YOUR GOAL =
Of the lines in the records that follow, how many include the word "Διδάσκων"? Answer with a bare number.

____ AVAILABLE DATA

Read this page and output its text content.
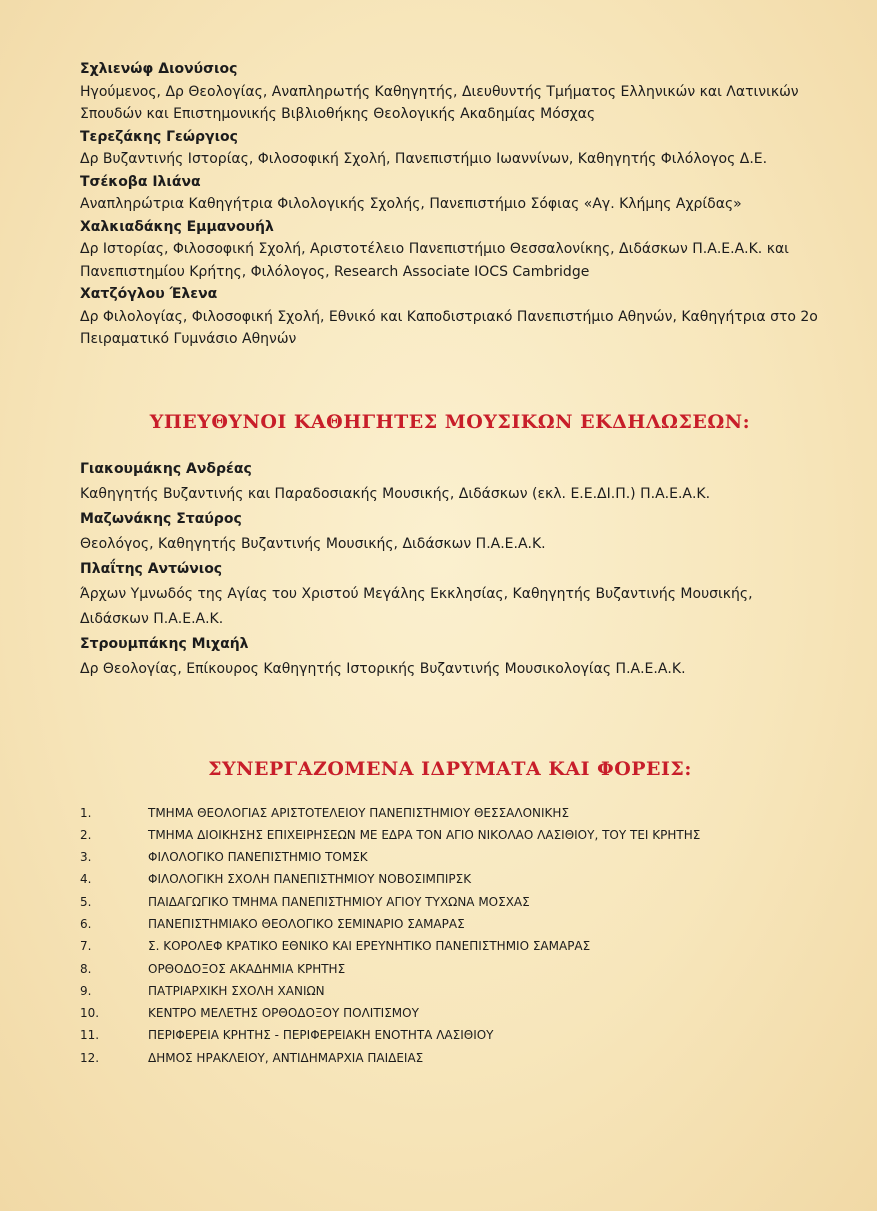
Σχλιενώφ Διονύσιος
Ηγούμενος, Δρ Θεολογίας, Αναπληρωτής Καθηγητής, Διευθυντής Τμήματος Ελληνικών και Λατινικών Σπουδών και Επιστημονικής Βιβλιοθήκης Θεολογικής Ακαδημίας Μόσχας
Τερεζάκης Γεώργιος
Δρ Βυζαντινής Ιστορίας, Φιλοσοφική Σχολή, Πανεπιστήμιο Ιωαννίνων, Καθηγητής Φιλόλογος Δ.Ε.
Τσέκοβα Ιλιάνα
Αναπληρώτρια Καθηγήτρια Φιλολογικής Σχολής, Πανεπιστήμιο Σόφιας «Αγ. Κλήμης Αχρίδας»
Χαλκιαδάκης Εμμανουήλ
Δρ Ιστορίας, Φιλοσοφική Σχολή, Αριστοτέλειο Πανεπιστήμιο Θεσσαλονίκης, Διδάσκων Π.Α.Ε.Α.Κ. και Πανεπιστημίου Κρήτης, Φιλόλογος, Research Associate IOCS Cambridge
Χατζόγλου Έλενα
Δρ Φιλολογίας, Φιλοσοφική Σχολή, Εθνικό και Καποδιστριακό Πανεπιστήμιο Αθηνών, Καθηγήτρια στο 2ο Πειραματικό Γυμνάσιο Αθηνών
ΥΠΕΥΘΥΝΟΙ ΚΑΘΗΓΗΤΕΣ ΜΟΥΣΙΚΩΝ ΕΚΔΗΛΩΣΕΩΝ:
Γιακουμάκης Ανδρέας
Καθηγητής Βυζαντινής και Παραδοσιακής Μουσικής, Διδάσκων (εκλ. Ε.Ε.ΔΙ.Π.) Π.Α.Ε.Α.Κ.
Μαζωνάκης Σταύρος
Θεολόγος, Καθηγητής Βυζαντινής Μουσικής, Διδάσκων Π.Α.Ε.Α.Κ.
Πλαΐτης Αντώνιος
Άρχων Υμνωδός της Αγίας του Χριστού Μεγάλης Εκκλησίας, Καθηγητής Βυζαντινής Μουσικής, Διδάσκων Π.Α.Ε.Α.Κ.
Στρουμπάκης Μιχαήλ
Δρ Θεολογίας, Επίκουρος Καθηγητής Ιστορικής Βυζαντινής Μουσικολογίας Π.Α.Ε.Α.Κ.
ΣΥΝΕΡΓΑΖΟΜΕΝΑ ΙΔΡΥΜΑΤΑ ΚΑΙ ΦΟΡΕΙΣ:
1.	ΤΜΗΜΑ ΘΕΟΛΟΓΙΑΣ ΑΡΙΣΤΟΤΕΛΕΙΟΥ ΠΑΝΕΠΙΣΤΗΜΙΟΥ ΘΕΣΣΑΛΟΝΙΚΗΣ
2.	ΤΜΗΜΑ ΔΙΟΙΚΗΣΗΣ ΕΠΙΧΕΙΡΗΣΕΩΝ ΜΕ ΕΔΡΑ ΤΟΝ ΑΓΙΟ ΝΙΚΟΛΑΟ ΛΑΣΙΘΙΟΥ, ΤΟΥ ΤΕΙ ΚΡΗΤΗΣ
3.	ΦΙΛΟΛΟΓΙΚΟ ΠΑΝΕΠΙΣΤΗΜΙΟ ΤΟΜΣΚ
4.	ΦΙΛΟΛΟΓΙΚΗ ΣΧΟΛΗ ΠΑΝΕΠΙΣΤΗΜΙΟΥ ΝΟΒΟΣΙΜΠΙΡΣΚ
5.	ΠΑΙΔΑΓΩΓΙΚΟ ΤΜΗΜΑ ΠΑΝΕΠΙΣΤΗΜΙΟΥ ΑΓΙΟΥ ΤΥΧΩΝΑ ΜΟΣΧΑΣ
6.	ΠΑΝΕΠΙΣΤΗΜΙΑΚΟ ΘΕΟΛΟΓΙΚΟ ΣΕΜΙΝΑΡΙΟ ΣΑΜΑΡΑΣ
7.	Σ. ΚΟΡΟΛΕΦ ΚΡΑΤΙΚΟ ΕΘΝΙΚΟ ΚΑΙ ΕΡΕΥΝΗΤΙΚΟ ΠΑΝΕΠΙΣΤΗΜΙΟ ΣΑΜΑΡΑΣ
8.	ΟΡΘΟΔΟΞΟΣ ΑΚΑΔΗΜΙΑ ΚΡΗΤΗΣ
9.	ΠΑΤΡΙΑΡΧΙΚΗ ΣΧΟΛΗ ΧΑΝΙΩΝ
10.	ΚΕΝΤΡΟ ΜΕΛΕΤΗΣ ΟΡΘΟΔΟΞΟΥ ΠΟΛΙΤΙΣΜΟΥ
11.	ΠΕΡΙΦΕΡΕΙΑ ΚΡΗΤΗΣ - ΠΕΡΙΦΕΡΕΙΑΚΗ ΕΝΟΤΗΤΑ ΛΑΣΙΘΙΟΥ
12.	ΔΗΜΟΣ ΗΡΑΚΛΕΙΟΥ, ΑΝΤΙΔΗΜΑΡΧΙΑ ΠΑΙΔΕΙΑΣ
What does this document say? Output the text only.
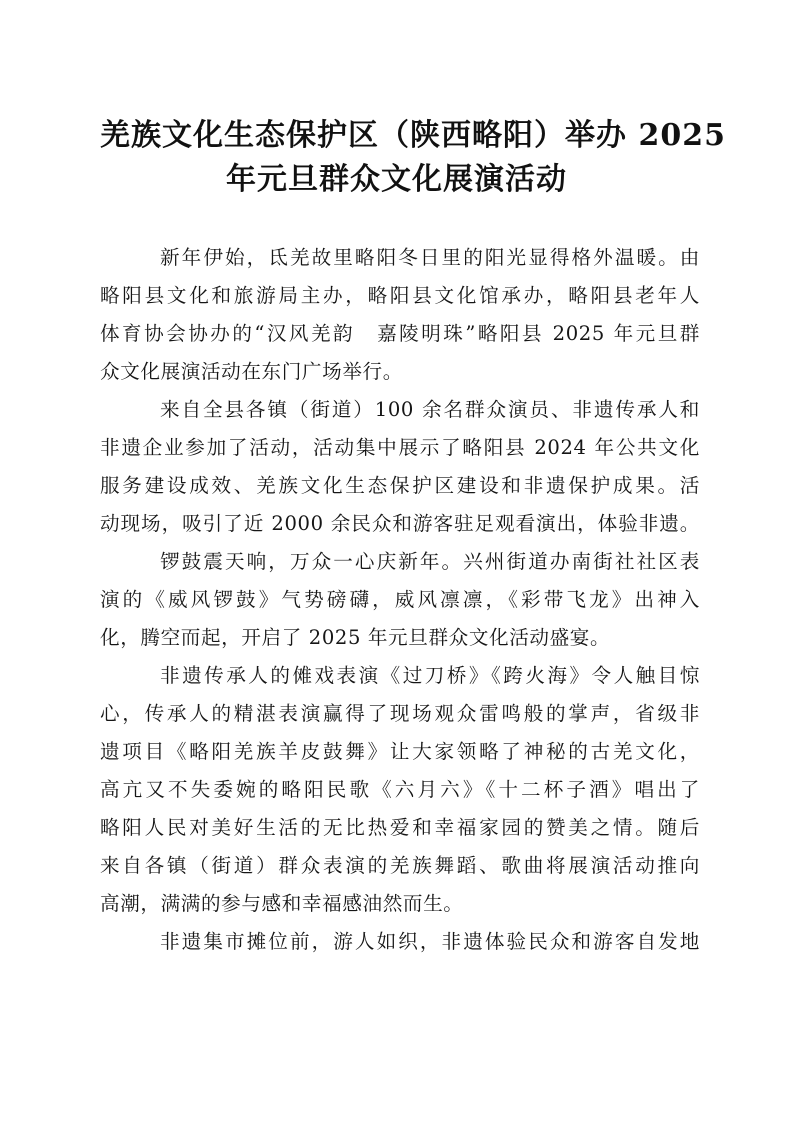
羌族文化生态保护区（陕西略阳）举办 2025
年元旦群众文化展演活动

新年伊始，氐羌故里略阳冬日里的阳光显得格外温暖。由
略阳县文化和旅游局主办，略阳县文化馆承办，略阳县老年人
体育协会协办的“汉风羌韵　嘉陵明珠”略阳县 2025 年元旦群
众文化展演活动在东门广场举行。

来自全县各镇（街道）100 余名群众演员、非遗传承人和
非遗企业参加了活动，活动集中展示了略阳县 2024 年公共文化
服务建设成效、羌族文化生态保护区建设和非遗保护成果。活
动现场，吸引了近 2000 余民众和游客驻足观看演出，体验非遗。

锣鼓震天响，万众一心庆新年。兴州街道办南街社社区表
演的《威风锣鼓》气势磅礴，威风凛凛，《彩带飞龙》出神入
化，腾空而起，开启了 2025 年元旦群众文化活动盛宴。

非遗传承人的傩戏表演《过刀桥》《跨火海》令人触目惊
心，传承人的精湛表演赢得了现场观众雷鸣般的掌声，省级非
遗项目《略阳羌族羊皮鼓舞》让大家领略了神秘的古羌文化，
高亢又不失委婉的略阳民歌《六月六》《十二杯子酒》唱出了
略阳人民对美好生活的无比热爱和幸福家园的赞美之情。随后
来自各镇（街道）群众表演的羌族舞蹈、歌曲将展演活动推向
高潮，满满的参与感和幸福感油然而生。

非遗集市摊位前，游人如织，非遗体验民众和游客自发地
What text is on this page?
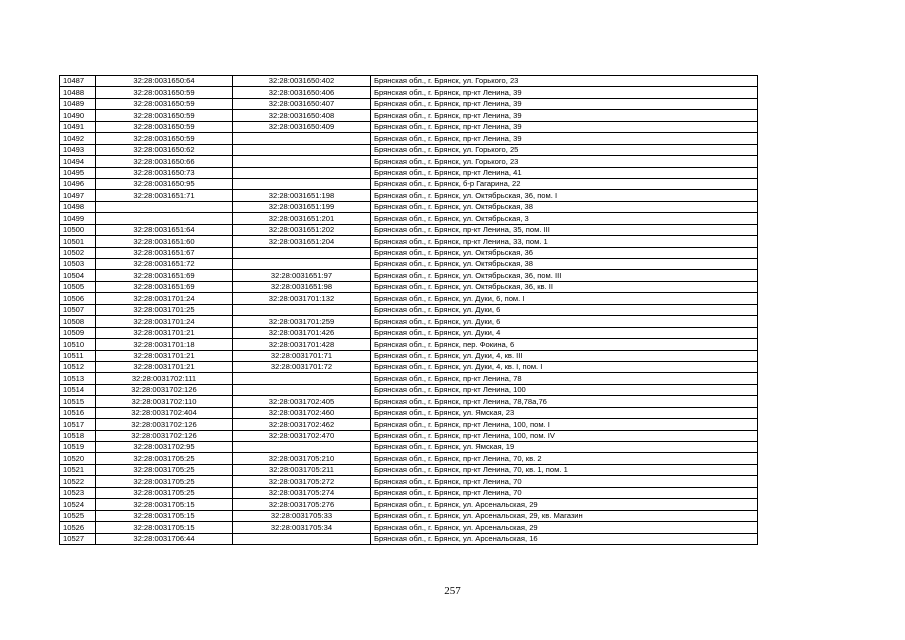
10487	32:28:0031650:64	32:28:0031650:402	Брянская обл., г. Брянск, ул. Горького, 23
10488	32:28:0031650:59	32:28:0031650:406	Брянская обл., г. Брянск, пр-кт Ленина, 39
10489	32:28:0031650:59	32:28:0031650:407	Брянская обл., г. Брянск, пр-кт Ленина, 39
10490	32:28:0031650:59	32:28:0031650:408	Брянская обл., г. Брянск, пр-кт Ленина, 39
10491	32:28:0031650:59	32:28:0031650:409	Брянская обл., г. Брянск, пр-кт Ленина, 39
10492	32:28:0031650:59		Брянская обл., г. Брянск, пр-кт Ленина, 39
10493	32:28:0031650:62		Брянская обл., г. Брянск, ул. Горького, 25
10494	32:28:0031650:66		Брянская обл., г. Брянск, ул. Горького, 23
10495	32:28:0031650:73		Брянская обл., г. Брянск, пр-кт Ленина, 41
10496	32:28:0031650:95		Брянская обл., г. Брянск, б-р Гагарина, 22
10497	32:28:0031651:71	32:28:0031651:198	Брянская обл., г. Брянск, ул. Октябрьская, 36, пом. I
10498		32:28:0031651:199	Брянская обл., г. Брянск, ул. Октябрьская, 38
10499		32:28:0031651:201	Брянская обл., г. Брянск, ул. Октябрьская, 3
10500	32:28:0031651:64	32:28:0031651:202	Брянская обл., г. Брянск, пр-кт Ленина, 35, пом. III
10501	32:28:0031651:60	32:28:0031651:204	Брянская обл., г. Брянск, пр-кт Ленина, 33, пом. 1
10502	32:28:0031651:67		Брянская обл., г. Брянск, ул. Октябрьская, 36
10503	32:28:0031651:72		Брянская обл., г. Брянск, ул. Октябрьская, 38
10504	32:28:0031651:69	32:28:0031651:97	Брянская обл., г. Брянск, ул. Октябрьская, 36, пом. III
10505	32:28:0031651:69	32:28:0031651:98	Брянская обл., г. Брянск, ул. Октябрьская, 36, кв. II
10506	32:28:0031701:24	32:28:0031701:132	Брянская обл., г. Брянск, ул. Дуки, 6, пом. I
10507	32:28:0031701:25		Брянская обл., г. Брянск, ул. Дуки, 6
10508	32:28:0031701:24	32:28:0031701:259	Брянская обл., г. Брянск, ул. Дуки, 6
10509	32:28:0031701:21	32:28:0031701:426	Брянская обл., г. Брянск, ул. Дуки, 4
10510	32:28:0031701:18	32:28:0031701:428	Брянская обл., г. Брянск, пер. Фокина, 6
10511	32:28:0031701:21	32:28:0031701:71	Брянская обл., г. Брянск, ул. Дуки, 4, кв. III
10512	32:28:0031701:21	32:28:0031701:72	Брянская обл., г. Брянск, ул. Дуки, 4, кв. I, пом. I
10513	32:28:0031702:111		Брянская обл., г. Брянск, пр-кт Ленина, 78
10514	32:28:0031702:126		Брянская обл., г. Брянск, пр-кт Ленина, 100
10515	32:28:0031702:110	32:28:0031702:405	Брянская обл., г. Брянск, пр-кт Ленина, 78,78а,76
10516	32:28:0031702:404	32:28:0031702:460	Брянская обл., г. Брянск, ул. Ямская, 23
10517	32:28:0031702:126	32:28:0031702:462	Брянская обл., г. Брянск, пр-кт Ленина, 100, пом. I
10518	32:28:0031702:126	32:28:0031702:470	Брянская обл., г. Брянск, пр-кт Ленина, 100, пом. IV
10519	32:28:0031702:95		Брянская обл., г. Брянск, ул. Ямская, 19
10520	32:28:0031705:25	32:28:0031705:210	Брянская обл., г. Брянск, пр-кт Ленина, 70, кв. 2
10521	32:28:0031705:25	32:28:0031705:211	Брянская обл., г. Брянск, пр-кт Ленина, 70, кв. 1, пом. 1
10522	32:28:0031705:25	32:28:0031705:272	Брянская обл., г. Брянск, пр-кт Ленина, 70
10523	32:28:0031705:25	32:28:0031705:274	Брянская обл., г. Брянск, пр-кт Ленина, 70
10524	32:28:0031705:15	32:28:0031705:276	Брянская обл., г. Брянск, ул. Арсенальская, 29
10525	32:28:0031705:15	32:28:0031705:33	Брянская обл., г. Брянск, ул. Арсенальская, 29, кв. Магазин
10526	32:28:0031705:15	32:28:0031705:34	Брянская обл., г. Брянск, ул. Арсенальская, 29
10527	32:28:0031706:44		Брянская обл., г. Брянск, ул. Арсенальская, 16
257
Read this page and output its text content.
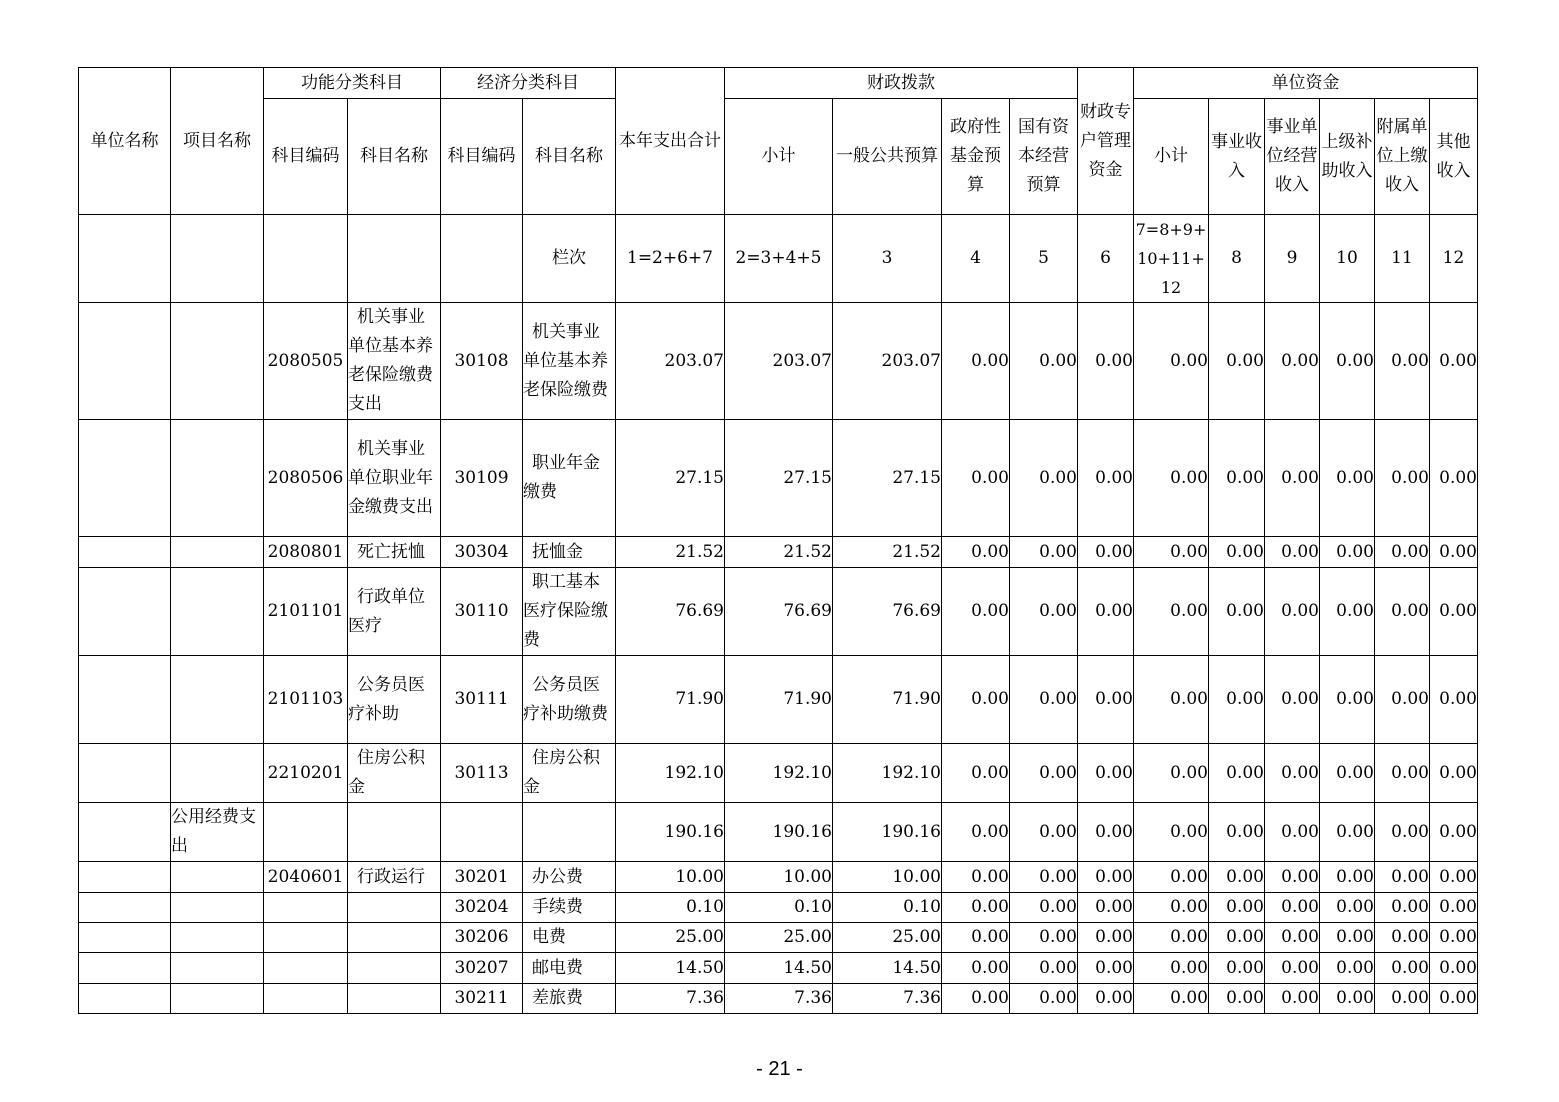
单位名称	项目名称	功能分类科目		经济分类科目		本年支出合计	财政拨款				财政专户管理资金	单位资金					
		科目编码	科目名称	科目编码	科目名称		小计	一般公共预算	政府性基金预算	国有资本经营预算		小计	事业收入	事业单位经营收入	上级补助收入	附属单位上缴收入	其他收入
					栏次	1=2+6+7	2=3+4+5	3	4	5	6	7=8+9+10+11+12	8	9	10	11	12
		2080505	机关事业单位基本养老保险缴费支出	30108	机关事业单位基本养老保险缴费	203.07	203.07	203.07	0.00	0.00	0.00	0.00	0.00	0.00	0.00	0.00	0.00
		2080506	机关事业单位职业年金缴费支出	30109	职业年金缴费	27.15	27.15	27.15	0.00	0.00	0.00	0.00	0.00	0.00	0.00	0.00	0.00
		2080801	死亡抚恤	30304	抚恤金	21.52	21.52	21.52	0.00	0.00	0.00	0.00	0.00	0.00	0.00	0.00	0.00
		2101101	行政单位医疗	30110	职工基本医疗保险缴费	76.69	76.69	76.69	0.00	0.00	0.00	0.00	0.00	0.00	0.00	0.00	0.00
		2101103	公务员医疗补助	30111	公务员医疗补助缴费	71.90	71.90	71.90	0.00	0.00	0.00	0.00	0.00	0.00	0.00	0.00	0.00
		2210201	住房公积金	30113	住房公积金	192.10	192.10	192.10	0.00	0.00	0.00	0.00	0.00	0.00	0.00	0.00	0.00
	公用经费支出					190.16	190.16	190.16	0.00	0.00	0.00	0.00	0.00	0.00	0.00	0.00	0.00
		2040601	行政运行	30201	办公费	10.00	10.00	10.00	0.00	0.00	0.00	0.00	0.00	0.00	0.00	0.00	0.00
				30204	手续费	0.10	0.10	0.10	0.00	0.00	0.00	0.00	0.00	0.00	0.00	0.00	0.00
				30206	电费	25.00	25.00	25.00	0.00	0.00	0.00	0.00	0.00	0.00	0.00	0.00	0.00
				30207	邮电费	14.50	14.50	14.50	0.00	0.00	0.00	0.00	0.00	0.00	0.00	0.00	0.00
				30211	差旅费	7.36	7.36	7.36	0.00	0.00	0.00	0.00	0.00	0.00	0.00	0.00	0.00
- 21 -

________

EXERCISE RESPONSE =
4